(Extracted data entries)
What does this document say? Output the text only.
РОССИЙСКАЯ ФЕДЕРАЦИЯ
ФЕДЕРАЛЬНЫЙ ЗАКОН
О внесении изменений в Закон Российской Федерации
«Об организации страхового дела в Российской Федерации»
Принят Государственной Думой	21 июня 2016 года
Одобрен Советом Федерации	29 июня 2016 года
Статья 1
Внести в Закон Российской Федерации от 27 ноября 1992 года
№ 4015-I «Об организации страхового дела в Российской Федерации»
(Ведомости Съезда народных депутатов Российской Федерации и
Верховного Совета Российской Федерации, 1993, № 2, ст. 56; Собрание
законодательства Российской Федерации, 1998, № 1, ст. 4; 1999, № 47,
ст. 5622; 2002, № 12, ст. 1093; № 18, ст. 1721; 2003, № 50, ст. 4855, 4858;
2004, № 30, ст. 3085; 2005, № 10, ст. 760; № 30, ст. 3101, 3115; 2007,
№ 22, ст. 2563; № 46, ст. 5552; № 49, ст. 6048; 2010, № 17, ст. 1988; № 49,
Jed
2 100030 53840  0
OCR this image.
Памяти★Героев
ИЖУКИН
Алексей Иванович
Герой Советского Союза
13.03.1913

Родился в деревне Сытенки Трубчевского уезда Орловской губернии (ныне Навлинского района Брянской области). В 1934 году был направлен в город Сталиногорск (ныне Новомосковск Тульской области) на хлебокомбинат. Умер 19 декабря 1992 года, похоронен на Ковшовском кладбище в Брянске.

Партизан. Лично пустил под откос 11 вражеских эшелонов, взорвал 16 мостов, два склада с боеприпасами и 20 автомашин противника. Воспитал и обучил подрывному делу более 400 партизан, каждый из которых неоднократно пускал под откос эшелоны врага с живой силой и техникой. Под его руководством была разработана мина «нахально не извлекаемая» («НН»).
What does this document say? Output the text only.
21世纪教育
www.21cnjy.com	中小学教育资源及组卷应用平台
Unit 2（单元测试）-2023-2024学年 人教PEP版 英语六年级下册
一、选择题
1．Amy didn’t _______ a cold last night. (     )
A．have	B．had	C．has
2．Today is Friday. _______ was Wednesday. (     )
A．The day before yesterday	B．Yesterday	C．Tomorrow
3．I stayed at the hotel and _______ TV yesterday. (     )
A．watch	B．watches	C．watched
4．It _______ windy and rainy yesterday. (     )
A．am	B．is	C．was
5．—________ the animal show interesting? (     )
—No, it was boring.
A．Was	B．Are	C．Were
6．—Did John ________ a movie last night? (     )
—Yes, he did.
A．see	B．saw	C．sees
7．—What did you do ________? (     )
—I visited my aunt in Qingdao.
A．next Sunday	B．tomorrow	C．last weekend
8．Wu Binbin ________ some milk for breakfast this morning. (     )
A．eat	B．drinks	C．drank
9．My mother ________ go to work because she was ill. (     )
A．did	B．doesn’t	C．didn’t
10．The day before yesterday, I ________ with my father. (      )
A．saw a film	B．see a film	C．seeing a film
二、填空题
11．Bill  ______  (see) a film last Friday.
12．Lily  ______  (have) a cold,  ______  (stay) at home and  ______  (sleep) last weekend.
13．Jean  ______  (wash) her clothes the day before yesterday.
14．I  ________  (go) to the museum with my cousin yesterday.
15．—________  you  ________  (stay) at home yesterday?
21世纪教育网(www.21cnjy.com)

| WHAT IS NEEDED |
Lines that hold "didn" are the ones to copy; find all of them.

| TASK OUTPUT |
1．Amy didn’t _______ a cold last night. (     )
A．did	B．doesn’t	C．didn’t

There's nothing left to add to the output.